## Texto
* * *

La producción mundial de frutos secos se situará esta campaña en 4,99 millones de toneladas en grano -sin contar los pistachos con cáscara-, lo que supone un 7,99 % menos respecto a la temporada 2020/21, según el Consejo Internacional de Frutos Secos y Frutas Deshidratadas (INC, en sus siglas en inglés).

En un comunicado, fuentes de esta organización han apuntado que ya se ha completado la cosecha en el hemisferio norte y que los datos relativos a la campaña 2021/22 indican que ha habido un crecimiento de la producción en la última década del 54%, si se comparan estos últimos con los de la campaña 2011/12.

También han resaltado que la demanda mundial de frutos secos se mantuvo fuerte durante la campaña comercial 2020/21, en la que se constató «un récord de envíos internacionales» pese a la covid-19.

En la actual, han destacado que ha habido «interrupciones en el envío y la logística», lo que está «produciendo algunos retrasos y escasez de suministro a corto plazo».

La producción de almendra grano, según sus previsiones, ha alcanzado un volumen total de 1,59 millones de toneladas (1,73 millones en la campaña 2020/21), un descenso del 8% que ha achacado sobre todo a la «corta cosecha» en Estados Unidos (EE.UU.).

* * *

## Tarea
Escribe la continuación del texto sobre la producción mundial de frutos secos a partir de su última frase.

* * *

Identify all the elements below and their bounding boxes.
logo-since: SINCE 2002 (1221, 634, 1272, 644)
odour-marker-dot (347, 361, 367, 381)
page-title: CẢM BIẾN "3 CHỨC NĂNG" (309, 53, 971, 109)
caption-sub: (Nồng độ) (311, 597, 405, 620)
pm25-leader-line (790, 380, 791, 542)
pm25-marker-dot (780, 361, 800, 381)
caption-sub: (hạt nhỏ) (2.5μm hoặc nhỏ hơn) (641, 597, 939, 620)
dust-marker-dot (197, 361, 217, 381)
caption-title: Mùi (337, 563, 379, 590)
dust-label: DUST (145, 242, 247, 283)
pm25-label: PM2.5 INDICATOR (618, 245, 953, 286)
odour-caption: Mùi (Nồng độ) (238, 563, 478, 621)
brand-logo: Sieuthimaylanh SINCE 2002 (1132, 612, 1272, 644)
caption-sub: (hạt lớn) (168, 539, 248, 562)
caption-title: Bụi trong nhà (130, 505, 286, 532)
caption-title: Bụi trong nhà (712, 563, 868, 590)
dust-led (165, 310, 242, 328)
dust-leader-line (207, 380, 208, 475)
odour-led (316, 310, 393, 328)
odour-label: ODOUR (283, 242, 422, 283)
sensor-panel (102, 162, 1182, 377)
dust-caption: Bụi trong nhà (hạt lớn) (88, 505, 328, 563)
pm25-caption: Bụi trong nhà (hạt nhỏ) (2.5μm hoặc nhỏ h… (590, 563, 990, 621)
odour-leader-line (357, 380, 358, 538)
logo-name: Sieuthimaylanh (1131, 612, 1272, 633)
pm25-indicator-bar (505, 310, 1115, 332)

* * *

## Respuesta
En España, la cosecha de almendra para 2021, según las últimas previsiones del Ministerio de Agricultura, Pesca y Alimentación, señalan un importante descenso del 14,6%, al situarse la producción de almendra en 302,812 toneladas en cáscara frente a las 354.390 toneladas del año pasado.

También han constatado un descenso de la producción de nueces, que han pasado desde el millón de toneladas en la pasada campaña hasta las 984.925 toneladas de la presente, una evolución negativa por la cosecha media en China, la campaña corta de California tras el volumen récord que obtuvo en 2020/21 y el recorte de la de Brasil.

El volumen de pistacho ha descendido hasta los 729.300 toneladas (1,05 millones en 2020/21), debido a que ha sido un «año malo» de cosecha tanto en EE.UU. como en Irán y Turquía.

El INC ha estimado que las cosechas de anacardo (861.390 t), avellana (541.130 t) y nueces de macadamia (66.345 t) terminen entre un 3 % y un 7 % por encima de la anterior campaña, mientras que la de piñones (43.810 t) ha aumentado un 27 %, sobre todo por las buenas cosechas en China y Rusia.

La producción de cacahuete o maní, que figura en una categoría aparte, ha ascendido a 50,5 millones de toneladas, un 2 % más que en la campaña 2020/21 gracias al impulso de la producción en Nicaragua (+14 %), Brasil (+9 %), Nigeria (+8 %), China (+4 %), EE.UU. (+2 %) e India (+1 %).

Respecto a la fruta deshidratada, el INC ha calculado que la producción mundial se fije en 3,17 millones de toneladas, un 6,4 % más, sobre todo por el avance significativo en ciruelas pasas y dátiles y, de forma más leve, por el de las uvas pasas y arándanos secos.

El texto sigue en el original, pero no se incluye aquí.